[Records from a collection]
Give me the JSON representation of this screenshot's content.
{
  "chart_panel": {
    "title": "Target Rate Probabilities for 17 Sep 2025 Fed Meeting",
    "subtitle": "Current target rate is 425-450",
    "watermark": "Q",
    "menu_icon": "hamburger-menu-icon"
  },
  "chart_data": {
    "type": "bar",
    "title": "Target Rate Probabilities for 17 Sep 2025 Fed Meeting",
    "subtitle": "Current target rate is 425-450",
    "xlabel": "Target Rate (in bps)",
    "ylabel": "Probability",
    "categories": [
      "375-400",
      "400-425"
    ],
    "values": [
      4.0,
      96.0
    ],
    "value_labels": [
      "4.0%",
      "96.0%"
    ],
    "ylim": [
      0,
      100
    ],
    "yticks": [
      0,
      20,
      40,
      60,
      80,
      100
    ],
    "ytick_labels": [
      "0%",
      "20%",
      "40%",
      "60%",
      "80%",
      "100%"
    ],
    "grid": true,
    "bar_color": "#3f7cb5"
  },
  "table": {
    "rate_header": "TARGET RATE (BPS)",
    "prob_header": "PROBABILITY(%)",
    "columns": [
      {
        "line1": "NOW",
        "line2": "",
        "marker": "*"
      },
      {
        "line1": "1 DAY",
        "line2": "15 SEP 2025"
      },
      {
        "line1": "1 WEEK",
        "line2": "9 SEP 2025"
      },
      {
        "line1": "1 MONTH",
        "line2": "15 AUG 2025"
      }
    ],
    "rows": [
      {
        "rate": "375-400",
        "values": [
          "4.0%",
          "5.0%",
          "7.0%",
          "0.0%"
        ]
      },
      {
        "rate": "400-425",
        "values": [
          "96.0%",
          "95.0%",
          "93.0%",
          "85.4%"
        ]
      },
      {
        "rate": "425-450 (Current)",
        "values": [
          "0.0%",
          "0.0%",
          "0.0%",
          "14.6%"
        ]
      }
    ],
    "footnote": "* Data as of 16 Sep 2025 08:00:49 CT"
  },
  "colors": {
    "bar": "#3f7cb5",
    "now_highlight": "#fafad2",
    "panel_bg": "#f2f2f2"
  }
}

==

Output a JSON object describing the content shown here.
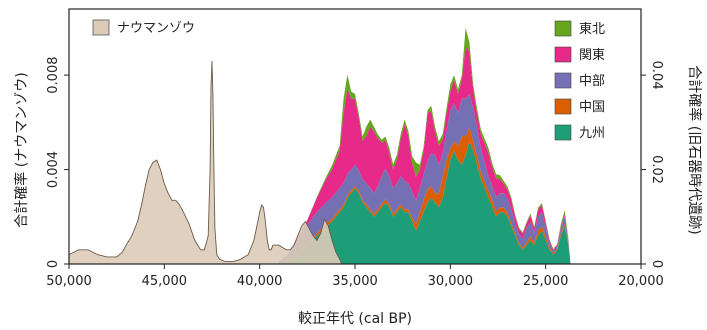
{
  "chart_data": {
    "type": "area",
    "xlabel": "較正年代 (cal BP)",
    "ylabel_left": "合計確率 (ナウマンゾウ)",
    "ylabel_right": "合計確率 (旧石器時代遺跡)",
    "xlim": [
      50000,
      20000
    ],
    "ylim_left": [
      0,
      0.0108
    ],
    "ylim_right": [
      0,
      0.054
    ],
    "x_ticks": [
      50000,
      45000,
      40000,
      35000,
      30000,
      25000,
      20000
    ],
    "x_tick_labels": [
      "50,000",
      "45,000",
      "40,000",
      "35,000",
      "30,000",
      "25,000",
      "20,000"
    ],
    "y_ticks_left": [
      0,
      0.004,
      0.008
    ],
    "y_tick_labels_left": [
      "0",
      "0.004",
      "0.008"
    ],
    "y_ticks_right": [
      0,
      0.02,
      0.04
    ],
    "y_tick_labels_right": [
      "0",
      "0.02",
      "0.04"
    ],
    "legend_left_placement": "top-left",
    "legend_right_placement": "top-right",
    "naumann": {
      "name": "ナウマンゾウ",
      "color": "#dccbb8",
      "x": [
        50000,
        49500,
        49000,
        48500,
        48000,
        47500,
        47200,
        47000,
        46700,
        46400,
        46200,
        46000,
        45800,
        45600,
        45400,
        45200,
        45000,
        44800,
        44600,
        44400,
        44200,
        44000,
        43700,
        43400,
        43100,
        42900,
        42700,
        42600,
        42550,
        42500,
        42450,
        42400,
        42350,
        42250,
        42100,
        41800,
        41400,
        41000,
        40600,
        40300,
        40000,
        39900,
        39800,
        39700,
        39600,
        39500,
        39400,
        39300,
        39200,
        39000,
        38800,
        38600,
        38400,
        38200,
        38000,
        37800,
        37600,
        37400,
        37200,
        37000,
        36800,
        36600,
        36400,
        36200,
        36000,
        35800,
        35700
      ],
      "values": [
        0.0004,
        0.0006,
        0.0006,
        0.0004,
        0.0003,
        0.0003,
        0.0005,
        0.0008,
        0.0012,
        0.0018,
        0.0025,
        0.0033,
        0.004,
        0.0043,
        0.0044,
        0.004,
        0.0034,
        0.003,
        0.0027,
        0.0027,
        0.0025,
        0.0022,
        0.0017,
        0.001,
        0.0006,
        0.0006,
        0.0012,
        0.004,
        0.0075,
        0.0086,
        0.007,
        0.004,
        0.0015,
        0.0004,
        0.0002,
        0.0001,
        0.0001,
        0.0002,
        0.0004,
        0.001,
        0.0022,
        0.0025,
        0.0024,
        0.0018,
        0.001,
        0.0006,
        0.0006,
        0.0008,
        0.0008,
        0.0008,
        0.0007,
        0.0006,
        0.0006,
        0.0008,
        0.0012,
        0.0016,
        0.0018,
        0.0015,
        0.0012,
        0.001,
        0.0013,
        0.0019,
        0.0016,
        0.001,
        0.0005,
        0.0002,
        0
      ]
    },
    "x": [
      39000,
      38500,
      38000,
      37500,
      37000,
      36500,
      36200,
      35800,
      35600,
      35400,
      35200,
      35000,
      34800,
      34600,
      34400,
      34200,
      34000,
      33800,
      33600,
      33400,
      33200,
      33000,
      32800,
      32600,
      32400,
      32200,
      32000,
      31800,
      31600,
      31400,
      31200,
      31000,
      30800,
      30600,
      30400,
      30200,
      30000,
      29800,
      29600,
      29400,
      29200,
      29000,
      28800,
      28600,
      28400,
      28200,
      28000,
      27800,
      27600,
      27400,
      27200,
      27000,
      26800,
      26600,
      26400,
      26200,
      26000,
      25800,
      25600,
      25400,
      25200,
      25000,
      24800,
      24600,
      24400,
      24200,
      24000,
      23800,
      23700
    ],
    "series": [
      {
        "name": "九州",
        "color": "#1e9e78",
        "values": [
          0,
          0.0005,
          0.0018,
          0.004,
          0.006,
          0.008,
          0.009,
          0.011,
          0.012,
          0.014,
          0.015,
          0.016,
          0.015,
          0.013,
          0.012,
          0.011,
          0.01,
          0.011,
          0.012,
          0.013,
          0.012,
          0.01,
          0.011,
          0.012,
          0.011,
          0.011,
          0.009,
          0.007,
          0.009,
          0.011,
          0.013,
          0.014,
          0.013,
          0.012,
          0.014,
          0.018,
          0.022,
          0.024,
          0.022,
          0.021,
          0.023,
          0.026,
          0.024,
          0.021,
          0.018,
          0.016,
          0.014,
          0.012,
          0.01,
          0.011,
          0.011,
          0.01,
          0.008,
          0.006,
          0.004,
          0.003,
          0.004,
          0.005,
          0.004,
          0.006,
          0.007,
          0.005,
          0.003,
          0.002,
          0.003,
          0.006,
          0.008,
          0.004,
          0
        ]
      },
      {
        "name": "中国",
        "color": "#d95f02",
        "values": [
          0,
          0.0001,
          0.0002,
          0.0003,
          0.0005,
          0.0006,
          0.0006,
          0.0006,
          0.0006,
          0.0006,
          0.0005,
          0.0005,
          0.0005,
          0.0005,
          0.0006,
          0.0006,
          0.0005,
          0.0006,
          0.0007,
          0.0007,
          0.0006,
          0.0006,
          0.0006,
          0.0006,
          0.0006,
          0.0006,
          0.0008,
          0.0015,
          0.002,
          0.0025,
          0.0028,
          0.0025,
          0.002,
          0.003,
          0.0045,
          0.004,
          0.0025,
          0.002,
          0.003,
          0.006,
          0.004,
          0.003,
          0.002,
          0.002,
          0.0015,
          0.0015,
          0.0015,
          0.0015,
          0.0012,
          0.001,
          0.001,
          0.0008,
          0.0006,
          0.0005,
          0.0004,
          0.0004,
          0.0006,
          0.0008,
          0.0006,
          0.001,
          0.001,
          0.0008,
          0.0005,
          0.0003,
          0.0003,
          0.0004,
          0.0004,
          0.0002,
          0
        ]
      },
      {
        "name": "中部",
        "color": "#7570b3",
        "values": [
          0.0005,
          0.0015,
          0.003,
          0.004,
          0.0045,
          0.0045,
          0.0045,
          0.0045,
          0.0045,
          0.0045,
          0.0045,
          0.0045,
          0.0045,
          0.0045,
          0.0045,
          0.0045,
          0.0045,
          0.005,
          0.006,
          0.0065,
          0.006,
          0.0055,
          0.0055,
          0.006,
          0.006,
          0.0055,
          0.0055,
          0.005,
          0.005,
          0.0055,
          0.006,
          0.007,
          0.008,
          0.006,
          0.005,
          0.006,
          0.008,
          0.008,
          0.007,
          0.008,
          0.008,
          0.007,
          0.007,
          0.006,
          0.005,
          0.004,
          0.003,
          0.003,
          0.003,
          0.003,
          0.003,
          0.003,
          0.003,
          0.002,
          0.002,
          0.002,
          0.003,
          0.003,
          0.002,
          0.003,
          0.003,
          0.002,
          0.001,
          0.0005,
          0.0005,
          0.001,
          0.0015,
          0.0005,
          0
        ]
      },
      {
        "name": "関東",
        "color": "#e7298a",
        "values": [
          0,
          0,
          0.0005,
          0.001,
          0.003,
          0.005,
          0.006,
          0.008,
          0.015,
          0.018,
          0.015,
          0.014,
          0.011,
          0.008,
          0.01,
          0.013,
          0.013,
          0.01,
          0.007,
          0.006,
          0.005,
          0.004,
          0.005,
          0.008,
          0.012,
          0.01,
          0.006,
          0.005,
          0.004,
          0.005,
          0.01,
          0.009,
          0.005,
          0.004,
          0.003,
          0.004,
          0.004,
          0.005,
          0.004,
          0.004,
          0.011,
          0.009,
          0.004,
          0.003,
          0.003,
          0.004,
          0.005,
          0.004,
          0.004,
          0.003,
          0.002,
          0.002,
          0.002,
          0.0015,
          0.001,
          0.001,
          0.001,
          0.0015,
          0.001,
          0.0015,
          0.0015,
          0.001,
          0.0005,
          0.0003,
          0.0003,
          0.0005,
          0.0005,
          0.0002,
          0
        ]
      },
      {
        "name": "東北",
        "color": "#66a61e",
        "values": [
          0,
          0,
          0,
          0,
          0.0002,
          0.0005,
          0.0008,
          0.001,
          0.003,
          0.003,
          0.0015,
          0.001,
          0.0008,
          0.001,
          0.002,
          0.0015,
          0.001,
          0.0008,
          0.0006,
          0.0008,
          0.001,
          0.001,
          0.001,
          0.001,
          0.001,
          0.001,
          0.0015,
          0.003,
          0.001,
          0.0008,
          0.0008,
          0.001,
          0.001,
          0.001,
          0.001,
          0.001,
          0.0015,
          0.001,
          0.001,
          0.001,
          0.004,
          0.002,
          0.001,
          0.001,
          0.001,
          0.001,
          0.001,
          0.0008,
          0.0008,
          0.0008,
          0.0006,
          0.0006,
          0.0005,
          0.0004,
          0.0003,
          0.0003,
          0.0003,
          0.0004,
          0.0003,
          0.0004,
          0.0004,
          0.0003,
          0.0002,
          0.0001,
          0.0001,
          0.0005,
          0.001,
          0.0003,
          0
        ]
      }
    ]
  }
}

§ Required work: In the records above, collect each line with "content".

§ In response:
Give me the JSON representation of this screenshot's content.
Output a JSON object describing the content shown here.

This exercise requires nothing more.